Dataset rows:
▬▬▬▬▬▬▬▬▬▬

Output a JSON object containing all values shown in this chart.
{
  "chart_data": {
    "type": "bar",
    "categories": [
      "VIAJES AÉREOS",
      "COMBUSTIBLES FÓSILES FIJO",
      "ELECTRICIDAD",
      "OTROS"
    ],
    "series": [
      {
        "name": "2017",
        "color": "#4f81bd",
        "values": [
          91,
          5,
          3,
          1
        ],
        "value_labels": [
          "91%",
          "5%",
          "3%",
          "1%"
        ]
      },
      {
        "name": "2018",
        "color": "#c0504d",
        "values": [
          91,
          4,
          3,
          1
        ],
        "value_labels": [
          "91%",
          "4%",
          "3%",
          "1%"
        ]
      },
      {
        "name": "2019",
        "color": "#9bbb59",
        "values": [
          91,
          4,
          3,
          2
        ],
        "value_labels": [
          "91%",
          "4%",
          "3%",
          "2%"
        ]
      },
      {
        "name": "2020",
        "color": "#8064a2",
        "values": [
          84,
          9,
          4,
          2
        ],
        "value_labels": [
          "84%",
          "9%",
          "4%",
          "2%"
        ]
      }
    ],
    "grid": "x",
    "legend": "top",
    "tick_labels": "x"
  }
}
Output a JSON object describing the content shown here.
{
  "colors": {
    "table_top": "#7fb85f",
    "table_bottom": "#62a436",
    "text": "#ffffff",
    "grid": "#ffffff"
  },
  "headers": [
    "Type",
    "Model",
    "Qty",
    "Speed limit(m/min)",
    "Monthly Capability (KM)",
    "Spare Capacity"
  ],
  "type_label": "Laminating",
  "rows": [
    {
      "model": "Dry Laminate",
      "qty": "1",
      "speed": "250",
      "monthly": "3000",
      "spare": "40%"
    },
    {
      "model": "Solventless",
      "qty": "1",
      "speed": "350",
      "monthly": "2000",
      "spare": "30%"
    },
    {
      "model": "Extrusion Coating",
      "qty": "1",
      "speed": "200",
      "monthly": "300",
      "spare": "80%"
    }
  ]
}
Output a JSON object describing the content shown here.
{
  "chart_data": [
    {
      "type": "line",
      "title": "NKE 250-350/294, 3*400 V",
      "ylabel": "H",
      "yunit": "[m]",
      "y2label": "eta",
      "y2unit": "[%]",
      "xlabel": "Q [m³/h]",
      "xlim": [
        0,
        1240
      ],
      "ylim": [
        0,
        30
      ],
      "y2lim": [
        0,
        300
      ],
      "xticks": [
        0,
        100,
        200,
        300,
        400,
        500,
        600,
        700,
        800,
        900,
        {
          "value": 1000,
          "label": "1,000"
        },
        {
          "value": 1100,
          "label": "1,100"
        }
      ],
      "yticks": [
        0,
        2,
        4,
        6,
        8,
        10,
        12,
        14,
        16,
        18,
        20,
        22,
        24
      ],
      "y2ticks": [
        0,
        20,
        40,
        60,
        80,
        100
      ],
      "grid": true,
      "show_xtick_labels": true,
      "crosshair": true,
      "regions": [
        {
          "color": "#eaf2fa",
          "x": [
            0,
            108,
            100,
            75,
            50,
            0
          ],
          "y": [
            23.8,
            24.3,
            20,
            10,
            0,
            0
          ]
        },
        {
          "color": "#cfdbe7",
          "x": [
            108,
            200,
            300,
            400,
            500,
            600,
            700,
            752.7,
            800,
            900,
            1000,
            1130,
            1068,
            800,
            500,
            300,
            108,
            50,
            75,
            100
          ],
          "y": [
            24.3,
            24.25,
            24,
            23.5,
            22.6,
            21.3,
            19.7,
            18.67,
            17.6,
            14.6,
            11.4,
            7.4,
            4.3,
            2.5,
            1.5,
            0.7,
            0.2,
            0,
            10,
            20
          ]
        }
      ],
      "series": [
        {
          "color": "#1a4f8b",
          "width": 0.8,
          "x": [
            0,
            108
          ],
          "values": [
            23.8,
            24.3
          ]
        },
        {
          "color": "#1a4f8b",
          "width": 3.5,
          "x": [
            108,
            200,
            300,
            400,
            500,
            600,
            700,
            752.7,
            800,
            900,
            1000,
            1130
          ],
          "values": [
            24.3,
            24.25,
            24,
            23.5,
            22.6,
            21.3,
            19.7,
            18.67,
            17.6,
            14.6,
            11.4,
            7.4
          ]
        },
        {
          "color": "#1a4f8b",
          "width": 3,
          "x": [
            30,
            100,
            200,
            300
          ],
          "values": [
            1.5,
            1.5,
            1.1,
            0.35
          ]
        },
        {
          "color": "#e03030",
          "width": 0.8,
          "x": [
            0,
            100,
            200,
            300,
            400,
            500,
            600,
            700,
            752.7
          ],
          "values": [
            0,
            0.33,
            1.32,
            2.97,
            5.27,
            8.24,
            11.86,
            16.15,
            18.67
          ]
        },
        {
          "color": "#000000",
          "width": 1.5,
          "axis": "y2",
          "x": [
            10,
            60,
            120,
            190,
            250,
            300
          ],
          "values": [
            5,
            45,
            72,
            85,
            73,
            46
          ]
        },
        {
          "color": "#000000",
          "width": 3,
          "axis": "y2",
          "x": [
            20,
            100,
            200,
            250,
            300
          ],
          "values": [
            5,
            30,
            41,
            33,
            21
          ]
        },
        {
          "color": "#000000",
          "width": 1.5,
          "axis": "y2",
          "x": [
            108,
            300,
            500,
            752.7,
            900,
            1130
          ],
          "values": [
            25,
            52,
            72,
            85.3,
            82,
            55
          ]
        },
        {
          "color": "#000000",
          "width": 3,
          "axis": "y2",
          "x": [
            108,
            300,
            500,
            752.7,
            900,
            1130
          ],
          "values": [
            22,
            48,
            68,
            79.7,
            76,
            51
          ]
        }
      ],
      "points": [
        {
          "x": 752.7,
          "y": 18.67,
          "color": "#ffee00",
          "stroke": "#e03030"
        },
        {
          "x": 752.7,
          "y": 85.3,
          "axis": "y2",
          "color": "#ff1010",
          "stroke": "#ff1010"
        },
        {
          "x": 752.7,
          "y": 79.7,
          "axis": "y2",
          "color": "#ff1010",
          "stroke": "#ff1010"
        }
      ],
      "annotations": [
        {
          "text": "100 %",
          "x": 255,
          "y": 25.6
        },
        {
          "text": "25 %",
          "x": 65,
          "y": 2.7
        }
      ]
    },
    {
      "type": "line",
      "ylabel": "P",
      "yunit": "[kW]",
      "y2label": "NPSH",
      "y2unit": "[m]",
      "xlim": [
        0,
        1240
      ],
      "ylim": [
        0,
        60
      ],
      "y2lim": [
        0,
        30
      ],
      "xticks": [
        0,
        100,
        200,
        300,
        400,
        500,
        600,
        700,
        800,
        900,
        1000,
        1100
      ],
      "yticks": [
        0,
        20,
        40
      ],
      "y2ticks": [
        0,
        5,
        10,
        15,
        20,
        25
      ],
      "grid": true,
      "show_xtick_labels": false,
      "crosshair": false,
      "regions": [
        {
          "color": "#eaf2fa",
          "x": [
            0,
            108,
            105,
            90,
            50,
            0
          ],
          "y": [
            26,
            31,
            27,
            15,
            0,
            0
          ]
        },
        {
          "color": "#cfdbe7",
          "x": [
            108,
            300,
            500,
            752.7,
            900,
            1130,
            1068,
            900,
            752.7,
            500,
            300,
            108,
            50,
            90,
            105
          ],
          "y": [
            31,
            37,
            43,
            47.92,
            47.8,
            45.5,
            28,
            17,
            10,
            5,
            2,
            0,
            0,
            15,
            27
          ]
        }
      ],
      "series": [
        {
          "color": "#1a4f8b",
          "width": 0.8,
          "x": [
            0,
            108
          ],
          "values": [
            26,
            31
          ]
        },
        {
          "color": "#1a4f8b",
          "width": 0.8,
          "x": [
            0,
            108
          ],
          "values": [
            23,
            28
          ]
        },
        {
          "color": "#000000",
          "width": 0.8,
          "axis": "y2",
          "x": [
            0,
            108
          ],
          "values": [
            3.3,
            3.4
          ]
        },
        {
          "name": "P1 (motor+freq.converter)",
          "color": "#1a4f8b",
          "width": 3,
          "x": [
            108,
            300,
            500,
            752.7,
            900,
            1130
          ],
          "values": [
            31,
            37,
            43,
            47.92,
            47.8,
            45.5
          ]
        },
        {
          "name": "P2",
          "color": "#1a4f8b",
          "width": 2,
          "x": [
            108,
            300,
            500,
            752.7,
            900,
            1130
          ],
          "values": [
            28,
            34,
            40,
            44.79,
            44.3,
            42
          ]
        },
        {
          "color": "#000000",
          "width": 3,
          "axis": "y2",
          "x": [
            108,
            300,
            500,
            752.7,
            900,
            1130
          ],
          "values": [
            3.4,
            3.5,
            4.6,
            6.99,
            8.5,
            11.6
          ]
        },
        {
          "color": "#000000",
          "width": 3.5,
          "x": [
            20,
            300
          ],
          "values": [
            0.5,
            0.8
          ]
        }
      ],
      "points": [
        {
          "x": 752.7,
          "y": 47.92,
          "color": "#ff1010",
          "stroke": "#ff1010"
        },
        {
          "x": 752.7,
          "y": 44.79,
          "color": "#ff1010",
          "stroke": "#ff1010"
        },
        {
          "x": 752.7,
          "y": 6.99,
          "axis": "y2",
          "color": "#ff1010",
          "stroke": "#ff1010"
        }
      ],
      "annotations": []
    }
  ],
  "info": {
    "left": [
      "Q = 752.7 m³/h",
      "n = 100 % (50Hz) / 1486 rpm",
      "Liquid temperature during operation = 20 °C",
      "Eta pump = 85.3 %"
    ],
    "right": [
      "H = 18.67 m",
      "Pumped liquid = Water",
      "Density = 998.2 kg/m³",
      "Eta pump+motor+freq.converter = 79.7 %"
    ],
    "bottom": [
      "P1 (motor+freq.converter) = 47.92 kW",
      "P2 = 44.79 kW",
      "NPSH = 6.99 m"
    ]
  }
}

▬▬▬▬▬▬▬▬▬▬

The request
Return every line above that contains the word "converter".

Completed task
          "name": "P1 (motor+freq.converter)",
      "Eta pump+motor+freq.converter = 79.7 %"
      "P1 (motor+freq.converter) = 47.92 kW",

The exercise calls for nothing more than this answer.